— Exercise brief —
Would you write out the listing verbatim and skip every picture in it?

Dataset records
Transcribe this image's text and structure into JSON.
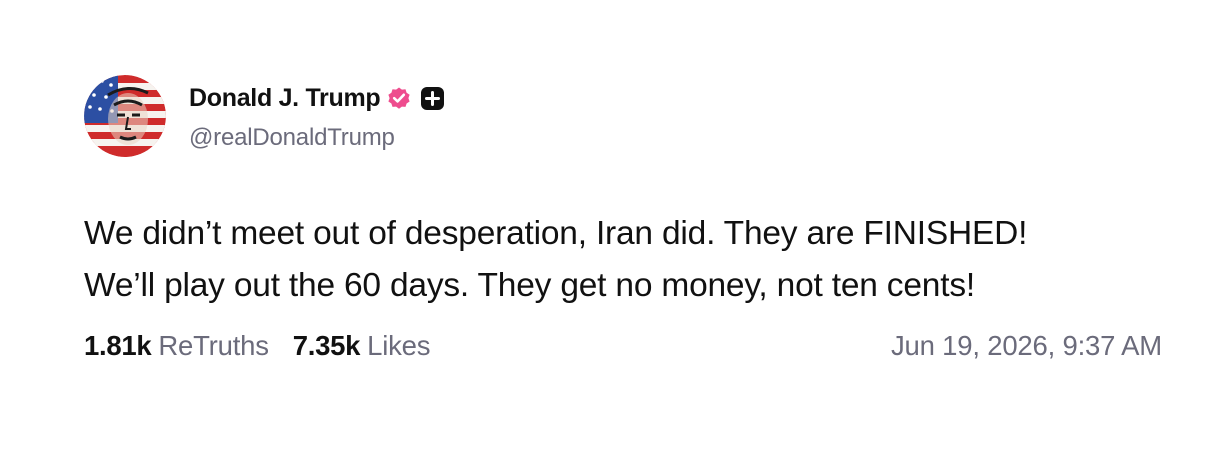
{
  "post": {
    "author": {
      "display_name": "Donald J. Trump",
      "handle": "@realDonaldTrump",
      "verified_icon": "verified-badge-icon",
      "badge_icon": "plus-badge-icon",
      "accent_color": "#ee4d8e"
    },
    "text_lines": [
      "We didn’t meet out of desperation, Iran did. They are FINISHED!",
      "We’ll play out the 60 days. They get no money, not ten cents!"
    ],
    "stats": {
      "retruths_count": "1.81k",
      "retruths_label": "ReTruths",
      "likes_count": "7.35k",
      "likes_label": "Likes"
    },
    "timestamp": "Jun 19, 2026, 9:37 AM"
  }
}
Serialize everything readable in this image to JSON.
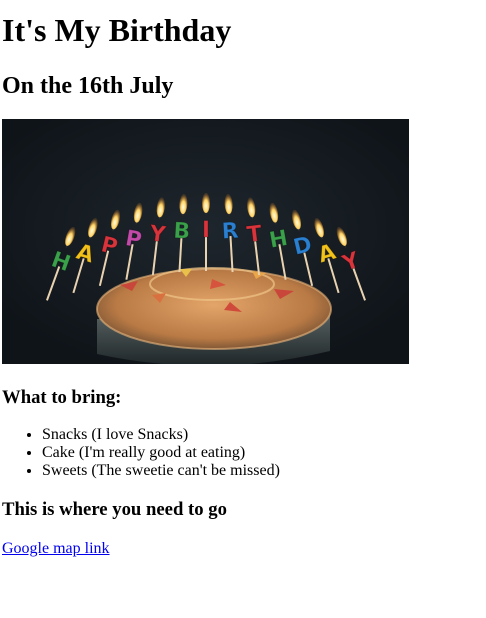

— Result for this exercise —
Transcribe this image's text and structure into JSON.
{
  "post": {
    "author": {
      "display_name": "Donald J. Trump",
      "handle": "@realDonaldTrump",
      "verified_icon": "verified-badge-icon",
      "badge_icon": "plus-badge-icon",
      "accent_color": "#ee4d8e"
    },
    "text_lines": [
      "We didn’t meet out of desperation, Iran did. They are FINISHED!",
      "We’ll play out the 60 days. They get no money, not ten cents!"
    ],
    "stats": {
      "retruths_count": "1.81k",
      "retruths_label": "ReTruths",
      "likes_count": "7.35k",
      "likes_label": "Likes"
    },
    "timestamp": "Jun 19, 2026, 9:37 AM"
  }
}
Serialize everything readable in this image to JSON.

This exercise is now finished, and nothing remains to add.